[Opening Input data section]

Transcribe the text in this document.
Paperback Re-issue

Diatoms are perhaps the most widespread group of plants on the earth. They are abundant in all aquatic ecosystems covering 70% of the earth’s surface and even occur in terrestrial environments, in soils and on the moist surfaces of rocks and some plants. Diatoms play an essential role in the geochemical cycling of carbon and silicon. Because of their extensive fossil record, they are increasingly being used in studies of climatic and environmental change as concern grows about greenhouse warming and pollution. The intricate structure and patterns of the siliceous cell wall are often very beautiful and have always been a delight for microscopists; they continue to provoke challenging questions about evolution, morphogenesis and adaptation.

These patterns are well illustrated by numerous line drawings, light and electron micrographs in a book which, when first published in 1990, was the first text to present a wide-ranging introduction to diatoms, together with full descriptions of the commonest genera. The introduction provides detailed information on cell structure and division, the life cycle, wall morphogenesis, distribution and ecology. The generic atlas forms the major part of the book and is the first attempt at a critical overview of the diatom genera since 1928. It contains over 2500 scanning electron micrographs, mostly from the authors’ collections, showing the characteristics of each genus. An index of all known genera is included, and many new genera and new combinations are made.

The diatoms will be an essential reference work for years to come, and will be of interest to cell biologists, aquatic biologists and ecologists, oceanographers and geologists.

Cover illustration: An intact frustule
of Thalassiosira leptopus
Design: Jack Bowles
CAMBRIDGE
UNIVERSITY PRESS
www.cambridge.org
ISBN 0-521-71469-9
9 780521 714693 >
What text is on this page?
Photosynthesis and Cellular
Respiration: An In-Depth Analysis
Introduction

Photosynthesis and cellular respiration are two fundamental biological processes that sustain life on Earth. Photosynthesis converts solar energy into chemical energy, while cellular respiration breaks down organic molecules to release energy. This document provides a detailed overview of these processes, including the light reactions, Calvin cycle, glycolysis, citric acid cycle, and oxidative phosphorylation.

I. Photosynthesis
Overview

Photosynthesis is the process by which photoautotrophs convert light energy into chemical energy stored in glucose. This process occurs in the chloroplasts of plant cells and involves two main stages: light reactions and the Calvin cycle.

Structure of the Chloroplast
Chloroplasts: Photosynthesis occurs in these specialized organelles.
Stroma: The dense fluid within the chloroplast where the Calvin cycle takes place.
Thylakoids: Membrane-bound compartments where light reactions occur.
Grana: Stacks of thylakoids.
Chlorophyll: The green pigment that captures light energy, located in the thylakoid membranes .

[Closing Input data section]

Brief: Repeat every record above exactly as it appears.

Answer to this task:
Transcribe the text in this document.
Paperback Re-issue

Diatoms are perhaps the most widespread group of plants on the earth. They are abundant in all aquatic ecosystems covering 70% of the earth’s surface and even occur in terrestrial environments, in soils and on the moist surfaces of rocks and some plants. Diatoms play an essential role in the geochemical cycling of carbon and silicon. Because of their extensive fossil record, they are increasingly being used in studies of climatic and environmental change as concern grows about greenhouse warming and pollution. The intricate structure and patterns of the siliceous cell wall are often very beautiful and have always been a delight for microscopists; they continue to provoke challenging questions about evolution, morphogenesis and adaptation.

These patterns are well illustrated by numerous line drawings, light and electron micrographs in a book which, when first published in 1990, was the first text to present a wide-ranging introduction to diatoms, together with full descriptions of the commonest genera. The introduction provides detailed information on cell structure and division, the life cycle, wall morphogenesis, distribution and ecology. The generic atlas forms the major part of the book and is the first attempt at a critical overview of the diatom genera since 1928. It contains over 2500 scanning electron micrographs, mostly from the authors’ collections, showing the characteristics of each genus. An index of all known genera is included, and many new genera and new combinations are made.

The diatoms will be an essential reference work for years to come, and will be of interest to cell biologists, aquatic biologists and ecologists, oceanographers and geologists.

Cover illustration: An intact frustule
of Thalassiosira leptopus
Design: Jack Bowles
CAMBRIDGE
UNIVERSITY PRESS
www.cambridge.org
ISBN 0-521-71469-9
9 780521 714693 >
What text is on this page?
Photosynthesis and Cellular
Respiration: An In-Depth Analysis
Introduction

Photosynthesis and cellular respiration are two fundamental biological processes that sustain life on Earth. Photosynthesis converts solar energy into chemical energy, while cellular respiration breaks down organic molecules to release energy. This document provides a detailed overview of these processes, including the light reactions, Calvin cycle, glycolysis, citric acid cycle, and oxidative phosphorylation.

I. Photosynthesis
Overview

Photosynthesis is the process by which photoautotrophs convert light energy into chemical energy stored in glucose. This process occurs in the chloroplasts of plant cells and involves two main stages: light reactions and the Calvin cycle.

Structure of the Chloroplast
Chloroplasts: Photosynthesis occurs in these specialized organelles.
Stroma: The dense fluid within the chloroplast where the Calvin cycle takes place.
Thylakoids: Membrane-bound compartments where light reactions occur.
Grana: Stacks of thylakoids.
Chlorophyll: The green pigment that captures light energy, located in the thylakoid membranes .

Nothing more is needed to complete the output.